== Material for this task ==
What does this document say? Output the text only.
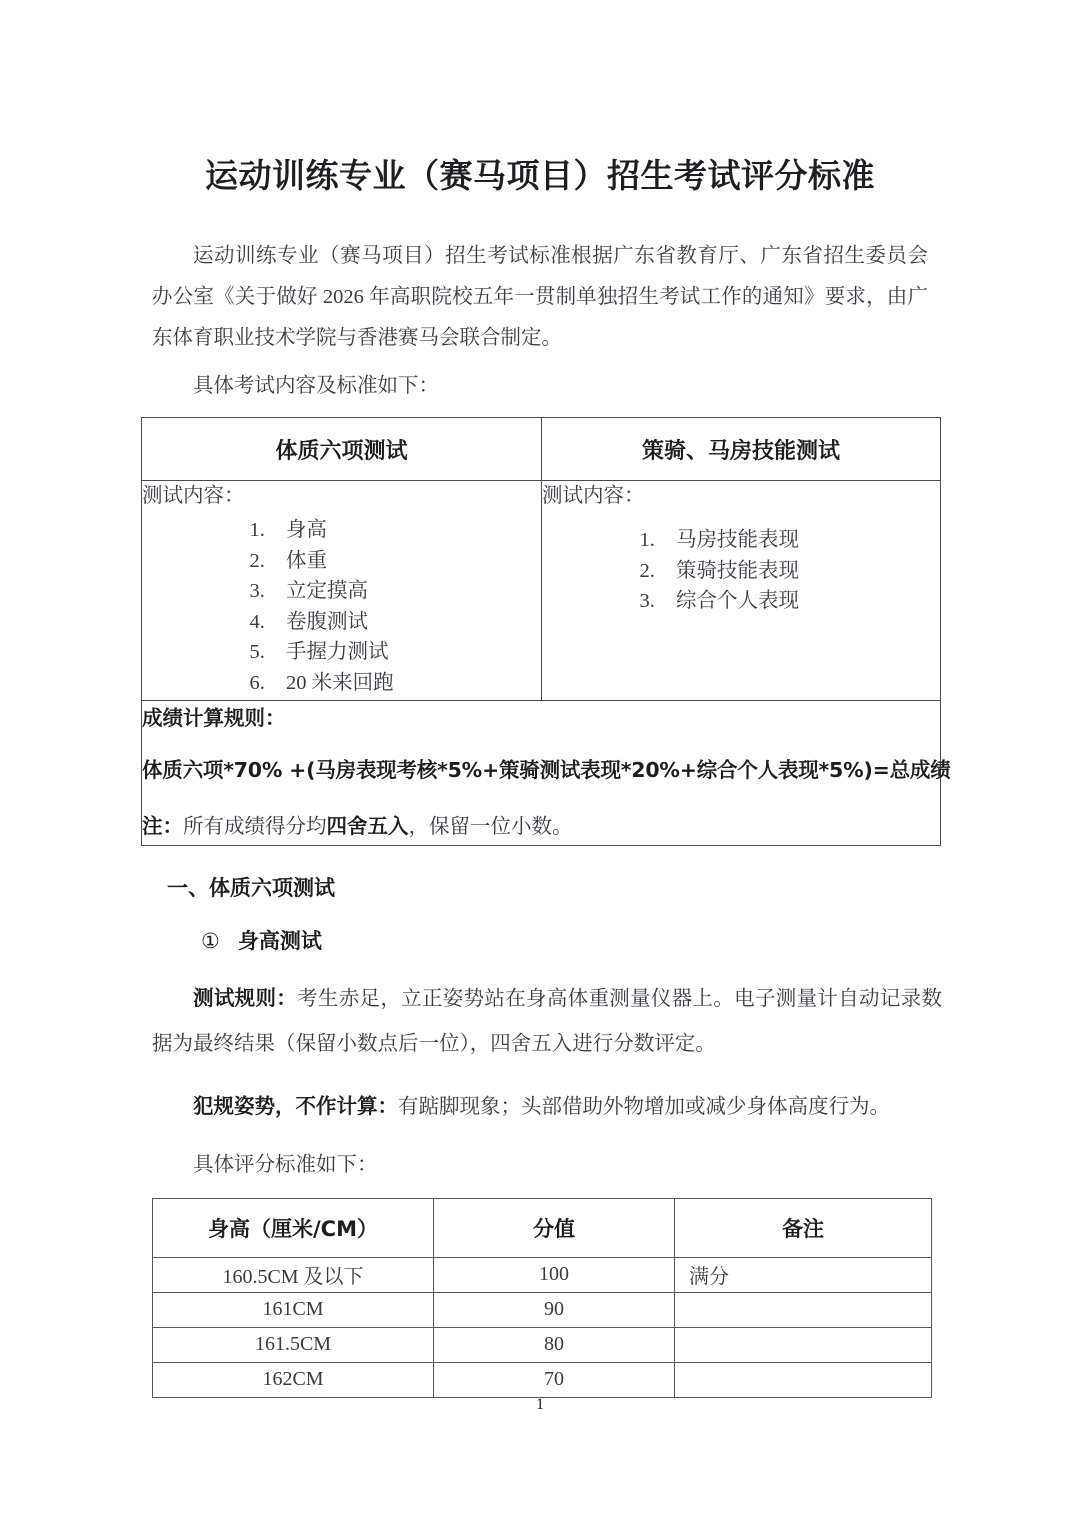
运动训练专业（赛马项目）招生考试评分标准
运动训练专业（赛马项目）招生考试标准根据广东省教育厅、广东省招生委员会办公室《关于做好 2026 年高职院校五年一贯制单独招生考试工作的通知》要求，由广东体育职业技术学院与香港赛马会联合制定。
具体考试内容及标准如下：
体质六项测试	策骑、马房技能测试

测试内容：
1. 身高
2. 体重
3. 立定摸高
4. 卷腹测试
5. 手握力测试
6. 20 米来回跑

测试内容：
1. 马房技能表现
2. 策骑技能表现
3. 综合个人表现

成绩计算规则：
体质六项*70% +(马房表现考核*5%+策骑测试表现*20%+综合个人表现*5%)=总成绩
注：所有成绩得分均四舍五入，保留一位小数。	
一、体质六项测试
① 身高测试
测试规则：考生赤足，立正姿势站在身高体重测量仪器上。电子测量计自动记录数据为最终结果（保留小数点后一位），四舍五入进行分数评定。
犯规姿势，不作计算：有踮脚现象；头部借助外物增加或减少身体高度行为。
具体评分标准如下：
身高（厘米/CM）	分值	备注
160.5CM 及以下	100	满分
161CM	90	
161.5CM	80	
162CM	70	
1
===
**Brief**. Give only the number of lines in the data that include the string "综合个人表现".

**Expected answer**. 2